_Your objective_
In the entries below, find the lines with the word "i为虚数单位" and copy them.

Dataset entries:
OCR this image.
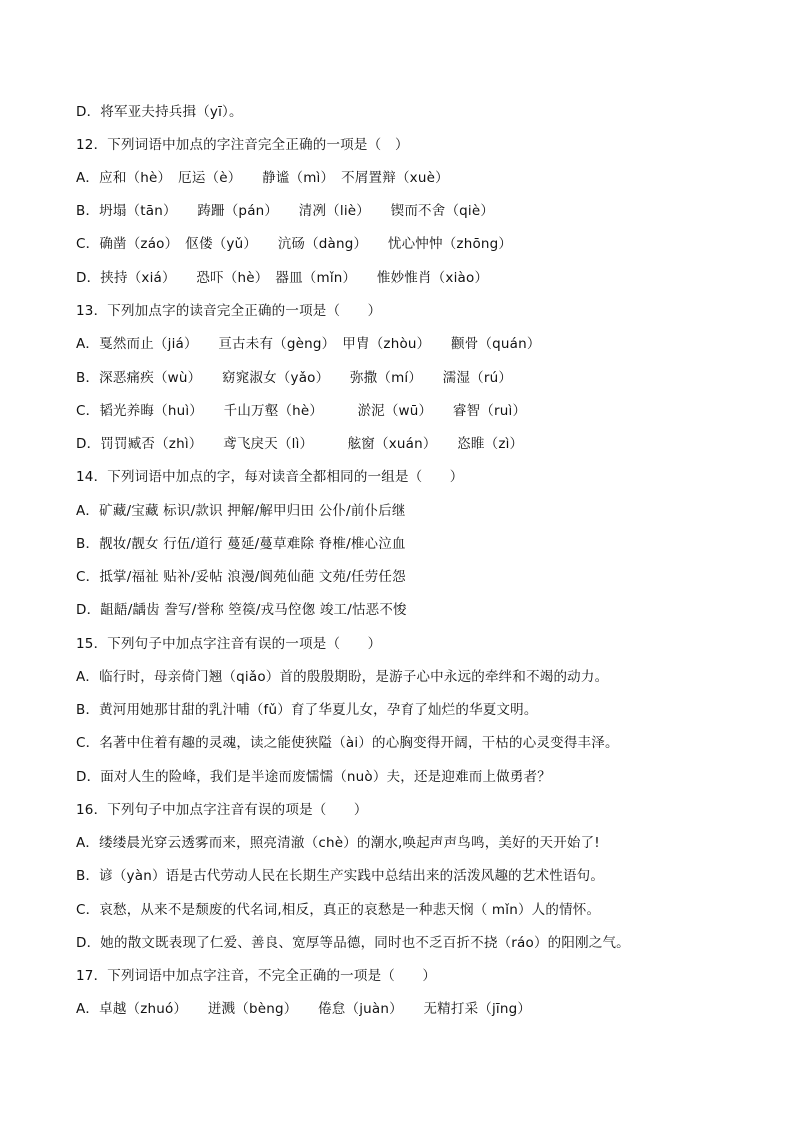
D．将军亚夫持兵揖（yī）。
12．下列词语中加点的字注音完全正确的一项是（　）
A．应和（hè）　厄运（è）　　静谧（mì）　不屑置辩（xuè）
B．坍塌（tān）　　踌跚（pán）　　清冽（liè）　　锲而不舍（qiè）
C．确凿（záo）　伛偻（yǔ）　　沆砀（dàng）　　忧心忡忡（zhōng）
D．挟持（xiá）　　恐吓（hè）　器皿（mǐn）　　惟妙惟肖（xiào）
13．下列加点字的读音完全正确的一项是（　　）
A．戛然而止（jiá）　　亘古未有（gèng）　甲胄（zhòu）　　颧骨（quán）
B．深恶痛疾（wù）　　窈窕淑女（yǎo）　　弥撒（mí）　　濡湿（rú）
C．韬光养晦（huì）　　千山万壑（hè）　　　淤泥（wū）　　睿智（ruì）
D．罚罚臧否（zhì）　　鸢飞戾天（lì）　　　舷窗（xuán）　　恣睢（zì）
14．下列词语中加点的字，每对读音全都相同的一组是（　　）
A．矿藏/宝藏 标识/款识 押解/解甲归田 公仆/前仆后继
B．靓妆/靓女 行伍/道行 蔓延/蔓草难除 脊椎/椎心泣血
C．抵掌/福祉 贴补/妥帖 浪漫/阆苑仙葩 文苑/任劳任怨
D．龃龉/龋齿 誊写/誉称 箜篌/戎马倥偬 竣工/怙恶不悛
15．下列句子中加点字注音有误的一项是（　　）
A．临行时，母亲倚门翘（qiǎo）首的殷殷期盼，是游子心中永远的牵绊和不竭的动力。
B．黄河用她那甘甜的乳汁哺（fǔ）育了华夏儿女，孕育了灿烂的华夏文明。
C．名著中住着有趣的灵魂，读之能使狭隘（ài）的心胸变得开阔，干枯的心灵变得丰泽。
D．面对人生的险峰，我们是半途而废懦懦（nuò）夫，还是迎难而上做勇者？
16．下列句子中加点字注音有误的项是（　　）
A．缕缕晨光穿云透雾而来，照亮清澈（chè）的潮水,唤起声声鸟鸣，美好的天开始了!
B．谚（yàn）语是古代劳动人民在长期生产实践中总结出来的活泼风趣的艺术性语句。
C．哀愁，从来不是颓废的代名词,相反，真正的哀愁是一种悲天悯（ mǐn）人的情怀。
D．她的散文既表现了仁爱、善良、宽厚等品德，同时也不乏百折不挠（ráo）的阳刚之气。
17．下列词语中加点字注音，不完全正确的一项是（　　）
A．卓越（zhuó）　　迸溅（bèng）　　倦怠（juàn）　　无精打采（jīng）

--

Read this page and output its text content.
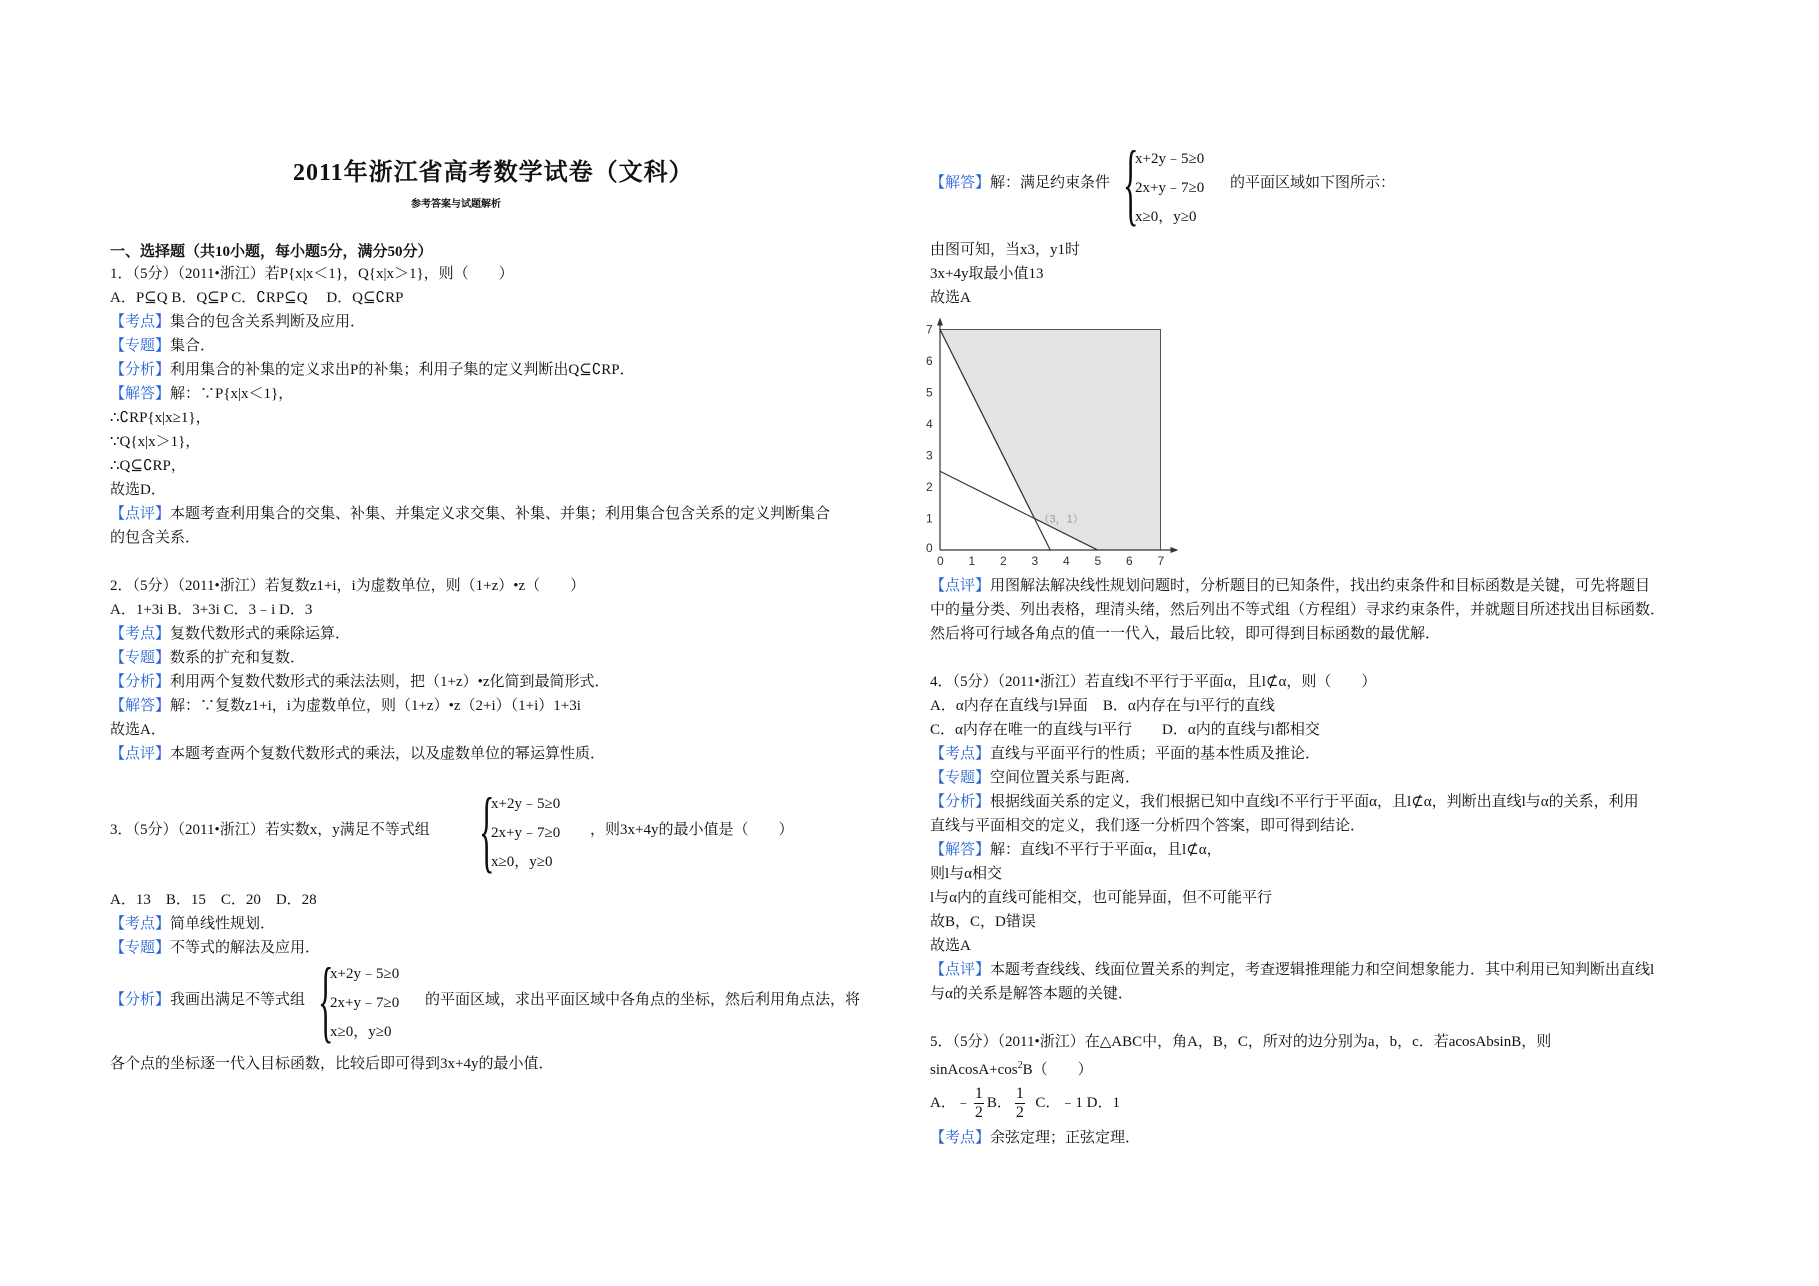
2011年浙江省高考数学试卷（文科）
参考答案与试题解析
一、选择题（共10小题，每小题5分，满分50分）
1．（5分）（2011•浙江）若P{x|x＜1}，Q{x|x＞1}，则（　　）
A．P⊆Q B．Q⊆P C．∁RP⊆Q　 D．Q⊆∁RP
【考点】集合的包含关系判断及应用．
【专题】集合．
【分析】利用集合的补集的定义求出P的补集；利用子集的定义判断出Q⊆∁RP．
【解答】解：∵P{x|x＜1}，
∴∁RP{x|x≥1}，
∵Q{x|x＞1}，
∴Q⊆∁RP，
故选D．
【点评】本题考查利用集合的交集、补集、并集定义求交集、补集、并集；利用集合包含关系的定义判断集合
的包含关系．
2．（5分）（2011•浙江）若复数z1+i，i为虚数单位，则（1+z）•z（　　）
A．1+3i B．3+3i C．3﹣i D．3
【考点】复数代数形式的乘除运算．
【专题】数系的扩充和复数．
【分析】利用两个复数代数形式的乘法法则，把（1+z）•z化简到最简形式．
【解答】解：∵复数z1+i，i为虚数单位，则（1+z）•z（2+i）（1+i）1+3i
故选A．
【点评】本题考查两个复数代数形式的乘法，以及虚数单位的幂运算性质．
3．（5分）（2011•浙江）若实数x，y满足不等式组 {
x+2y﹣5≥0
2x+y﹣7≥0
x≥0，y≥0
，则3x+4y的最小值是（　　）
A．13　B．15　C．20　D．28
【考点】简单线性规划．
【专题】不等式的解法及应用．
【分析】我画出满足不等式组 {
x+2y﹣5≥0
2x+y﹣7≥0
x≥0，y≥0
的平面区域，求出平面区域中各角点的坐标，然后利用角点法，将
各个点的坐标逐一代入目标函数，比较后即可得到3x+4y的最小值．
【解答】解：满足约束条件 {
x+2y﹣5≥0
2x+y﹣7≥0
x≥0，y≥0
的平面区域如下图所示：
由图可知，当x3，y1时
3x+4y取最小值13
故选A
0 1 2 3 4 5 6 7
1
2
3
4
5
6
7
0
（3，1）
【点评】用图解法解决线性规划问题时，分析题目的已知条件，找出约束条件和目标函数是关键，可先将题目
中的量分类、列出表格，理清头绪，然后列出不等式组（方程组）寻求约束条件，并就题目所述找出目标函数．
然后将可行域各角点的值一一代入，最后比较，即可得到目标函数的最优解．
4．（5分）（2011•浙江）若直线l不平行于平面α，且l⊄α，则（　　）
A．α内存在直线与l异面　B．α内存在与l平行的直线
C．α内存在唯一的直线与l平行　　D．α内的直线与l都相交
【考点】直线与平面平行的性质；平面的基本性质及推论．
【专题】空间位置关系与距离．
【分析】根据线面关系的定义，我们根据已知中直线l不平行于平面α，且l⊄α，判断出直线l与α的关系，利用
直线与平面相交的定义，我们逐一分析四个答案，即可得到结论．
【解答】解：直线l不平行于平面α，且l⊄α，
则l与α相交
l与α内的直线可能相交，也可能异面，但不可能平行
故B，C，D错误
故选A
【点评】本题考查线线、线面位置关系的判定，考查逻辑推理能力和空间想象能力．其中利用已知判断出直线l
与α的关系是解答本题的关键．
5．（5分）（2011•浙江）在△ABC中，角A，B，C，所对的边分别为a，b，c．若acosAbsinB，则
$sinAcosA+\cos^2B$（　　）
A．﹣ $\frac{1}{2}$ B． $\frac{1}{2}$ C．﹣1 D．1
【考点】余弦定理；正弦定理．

_Correct output_
2．（5分）（2011•浙江）若复数z1+i，i为虚数单位，则（1+z）•z（　　）
【解答】解：∵复数z1+i，i为虚数单位，则（1+z）•z（2+i）（1+i）1+3i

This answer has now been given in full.